## [Your task]
Pick out the lines containing "from".

((

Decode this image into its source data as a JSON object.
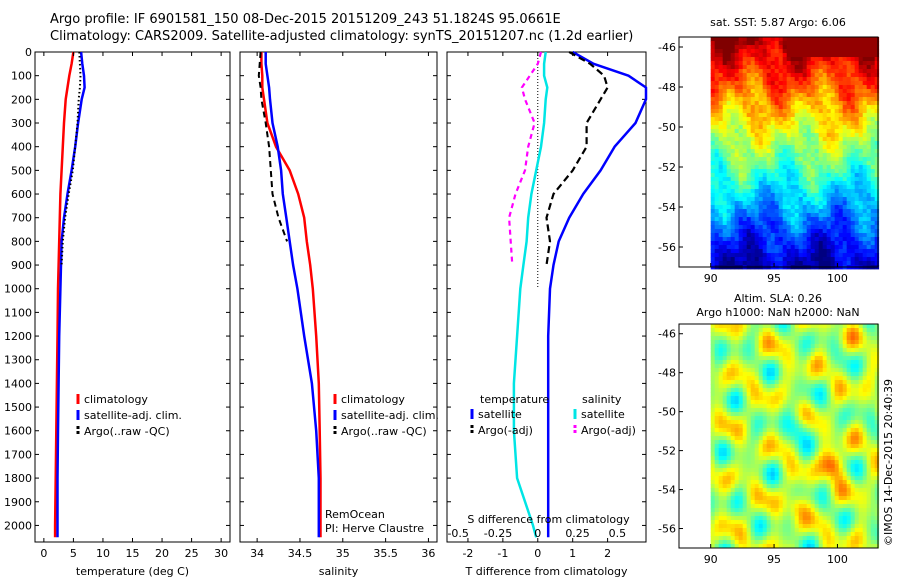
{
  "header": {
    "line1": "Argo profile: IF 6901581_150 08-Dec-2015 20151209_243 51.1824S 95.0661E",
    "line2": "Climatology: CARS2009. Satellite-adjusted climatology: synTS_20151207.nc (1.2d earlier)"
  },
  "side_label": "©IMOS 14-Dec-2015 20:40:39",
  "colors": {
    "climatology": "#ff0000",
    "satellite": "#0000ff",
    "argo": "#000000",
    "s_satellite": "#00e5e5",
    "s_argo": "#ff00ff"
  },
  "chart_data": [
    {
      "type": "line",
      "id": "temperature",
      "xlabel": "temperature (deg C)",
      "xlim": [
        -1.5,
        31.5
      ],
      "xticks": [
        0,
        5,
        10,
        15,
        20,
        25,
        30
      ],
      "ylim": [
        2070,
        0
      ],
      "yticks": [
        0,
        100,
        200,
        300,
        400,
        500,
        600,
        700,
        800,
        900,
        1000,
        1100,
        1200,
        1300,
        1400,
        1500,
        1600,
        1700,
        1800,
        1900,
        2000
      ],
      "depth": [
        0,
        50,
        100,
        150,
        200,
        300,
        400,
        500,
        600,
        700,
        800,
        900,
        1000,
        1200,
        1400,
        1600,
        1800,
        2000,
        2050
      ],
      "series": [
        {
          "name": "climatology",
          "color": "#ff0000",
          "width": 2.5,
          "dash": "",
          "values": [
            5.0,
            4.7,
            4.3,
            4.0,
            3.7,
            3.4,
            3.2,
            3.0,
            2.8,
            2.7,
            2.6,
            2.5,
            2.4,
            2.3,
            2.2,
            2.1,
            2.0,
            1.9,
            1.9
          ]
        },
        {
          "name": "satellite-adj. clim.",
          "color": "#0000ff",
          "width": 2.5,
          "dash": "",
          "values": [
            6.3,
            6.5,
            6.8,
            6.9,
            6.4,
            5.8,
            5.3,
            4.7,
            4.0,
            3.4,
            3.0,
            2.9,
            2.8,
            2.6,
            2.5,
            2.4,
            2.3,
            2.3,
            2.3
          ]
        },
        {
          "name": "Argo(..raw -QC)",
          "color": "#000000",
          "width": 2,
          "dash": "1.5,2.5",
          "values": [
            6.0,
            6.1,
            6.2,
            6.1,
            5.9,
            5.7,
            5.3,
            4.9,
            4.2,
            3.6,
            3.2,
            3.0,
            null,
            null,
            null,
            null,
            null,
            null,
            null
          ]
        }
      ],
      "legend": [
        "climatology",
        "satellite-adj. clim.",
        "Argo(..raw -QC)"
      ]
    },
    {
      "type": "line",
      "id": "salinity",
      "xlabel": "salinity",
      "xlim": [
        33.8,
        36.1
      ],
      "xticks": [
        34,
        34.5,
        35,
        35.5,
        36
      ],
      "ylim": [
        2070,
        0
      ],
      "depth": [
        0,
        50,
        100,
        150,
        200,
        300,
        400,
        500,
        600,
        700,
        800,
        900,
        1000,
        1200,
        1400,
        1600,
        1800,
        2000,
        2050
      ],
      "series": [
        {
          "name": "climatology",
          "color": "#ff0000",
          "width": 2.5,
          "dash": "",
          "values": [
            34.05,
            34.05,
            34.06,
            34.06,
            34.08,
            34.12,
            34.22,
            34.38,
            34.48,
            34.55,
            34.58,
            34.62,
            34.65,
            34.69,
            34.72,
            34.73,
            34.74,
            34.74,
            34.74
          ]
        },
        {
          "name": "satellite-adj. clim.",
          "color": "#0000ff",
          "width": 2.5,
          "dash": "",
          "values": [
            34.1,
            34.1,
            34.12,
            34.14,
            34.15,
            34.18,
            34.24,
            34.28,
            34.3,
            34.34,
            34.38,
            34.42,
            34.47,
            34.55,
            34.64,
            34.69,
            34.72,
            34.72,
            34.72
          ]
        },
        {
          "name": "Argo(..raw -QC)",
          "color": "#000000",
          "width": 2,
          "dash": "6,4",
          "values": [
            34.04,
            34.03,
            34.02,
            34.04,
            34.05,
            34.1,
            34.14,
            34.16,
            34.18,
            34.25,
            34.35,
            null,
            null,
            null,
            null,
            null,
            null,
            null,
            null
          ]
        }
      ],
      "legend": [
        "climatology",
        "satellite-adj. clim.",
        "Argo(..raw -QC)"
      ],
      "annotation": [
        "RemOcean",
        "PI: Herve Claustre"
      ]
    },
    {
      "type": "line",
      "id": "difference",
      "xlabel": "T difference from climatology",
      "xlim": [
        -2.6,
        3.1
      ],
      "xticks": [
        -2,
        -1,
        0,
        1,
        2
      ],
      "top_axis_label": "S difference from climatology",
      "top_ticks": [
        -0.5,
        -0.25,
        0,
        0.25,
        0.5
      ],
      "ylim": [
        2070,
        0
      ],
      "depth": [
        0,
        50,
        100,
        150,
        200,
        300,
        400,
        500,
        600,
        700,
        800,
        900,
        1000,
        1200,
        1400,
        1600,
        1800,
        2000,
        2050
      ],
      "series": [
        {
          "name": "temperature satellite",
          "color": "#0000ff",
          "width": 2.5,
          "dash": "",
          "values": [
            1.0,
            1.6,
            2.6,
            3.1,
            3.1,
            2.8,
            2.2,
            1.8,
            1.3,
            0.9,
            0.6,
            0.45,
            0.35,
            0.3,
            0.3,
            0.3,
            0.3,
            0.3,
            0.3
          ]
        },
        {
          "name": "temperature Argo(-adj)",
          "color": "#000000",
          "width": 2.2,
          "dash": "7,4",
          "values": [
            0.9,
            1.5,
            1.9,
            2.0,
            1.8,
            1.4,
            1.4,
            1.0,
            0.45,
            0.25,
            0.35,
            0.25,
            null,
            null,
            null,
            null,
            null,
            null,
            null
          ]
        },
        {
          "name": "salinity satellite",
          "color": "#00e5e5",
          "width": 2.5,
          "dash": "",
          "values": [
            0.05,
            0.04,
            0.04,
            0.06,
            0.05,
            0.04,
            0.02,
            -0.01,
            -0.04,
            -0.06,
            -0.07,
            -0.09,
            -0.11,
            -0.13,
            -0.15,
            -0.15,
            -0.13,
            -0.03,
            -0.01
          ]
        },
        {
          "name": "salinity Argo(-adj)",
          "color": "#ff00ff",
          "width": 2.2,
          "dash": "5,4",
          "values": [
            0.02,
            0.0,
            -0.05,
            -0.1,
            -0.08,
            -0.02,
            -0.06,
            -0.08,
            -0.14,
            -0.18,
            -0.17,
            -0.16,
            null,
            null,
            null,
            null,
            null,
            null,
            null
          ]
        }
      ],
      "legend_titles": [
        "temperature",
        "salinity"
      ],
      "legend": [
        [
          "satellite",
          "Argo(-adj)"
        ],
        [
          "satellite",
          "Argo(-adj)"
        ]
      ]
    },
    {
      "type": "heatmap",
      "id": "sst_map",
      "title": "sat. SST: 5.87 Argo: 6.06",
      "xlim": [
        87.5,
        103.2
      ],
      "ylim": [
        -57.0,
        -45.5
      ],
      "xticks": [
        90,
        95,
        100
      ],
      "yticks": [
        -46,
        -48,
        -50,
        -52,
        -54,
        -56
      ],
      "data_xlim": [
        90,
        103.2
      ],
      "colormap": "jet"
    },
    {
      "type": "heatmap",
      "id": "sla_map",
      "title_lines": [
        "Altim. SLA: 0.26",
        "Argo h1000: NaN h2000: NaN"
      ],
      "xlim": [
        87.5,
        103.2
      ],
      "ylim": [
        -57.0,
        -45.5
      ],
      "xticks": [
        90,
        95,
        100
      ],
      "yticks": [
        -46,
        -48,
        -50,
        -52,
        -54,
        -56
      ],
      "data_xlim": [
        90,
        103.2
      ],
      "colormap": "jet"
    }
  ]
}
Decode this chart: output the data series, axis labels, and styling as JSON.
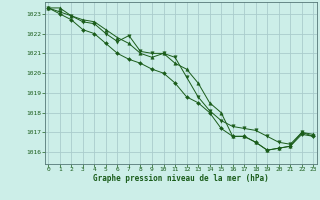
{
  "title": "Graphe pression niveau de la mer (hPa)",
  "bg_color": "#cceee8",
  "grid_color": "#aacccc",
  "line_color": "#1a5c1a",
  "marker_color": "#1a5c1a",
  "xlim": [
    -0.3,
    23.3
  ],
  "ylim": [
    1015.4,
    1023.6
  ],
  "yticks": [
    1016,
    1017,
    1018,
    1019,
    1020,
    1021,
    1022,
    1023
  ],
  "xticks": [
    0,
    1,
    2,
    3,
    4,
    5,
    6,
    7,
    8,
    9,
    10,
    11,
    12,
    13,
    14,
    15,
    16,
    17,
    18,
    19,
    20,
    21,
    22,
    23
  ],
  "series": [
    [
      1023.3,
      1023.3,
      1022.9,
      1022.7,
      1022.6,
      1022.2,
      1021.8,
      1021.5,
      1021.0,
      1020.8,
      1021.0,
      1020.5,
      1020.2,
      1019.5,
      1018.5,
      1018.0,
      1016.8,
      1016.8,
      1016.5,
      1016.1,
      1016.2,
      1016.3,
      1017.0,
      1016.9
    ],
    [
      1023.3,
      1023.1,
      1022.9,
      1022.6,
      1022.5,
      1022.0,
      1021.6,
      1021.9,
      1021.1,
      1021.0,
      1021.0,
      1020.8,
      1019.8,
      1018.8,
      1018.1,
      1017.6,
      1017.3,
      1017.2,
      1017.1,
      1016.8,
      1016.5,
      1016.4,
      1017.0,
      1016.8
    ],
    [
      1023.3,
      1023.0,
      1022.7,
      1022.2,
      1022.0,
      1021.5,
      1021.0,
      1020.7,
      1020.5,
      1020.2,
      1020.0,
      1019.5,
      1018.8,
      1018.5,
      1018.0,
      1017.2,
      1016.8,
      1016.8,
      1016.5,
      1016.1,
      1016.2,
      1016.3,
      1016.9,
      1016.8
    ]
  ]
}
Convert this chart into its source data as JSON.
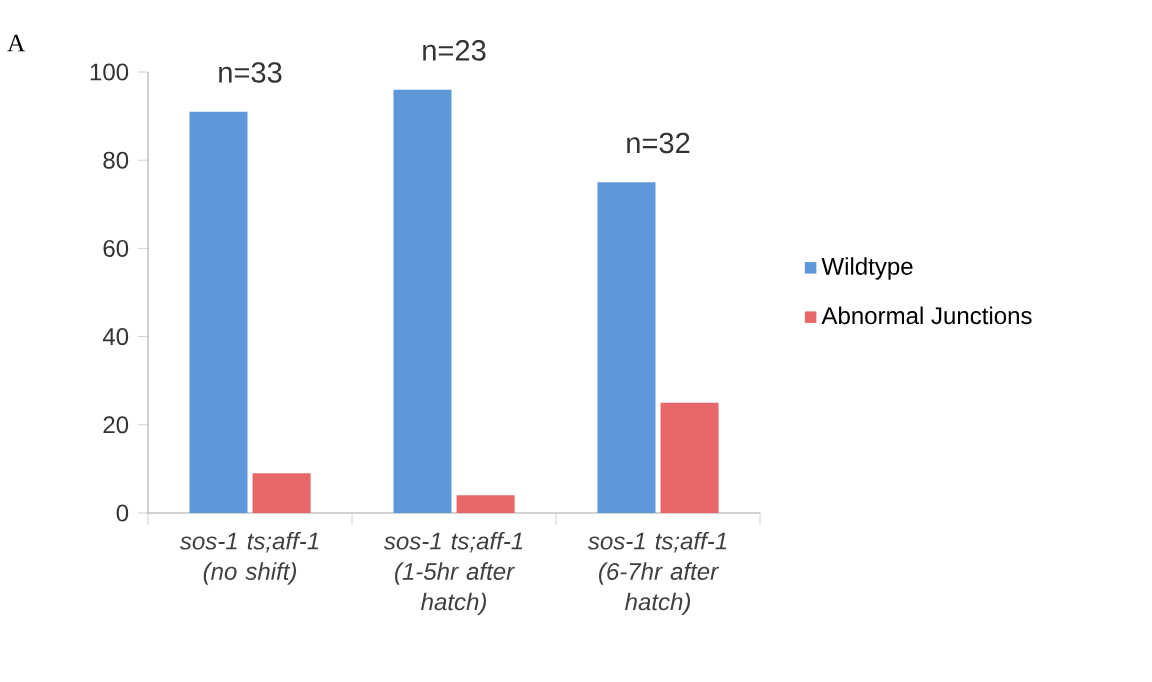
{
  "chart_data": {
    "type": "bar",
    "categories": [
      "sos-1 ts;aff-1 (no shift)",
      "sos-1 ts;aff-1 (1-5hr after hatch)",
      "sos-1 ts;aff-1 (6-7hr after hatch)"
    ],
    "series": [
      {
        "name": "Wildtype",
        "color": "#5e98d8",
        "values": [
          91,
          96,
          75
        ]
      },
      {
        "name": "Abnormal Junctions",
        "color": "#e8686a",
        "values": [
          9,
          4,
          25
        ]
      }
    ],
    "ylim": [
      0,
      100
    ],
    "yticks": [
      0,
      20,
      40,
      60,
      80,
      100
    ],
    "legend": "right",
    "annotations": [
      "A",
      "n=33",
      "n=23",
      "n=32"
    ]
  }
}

))

## [Output for this exercise]
      "xlabel": "T difference from climatology",
      "top_axis_label": "S difference from climatology",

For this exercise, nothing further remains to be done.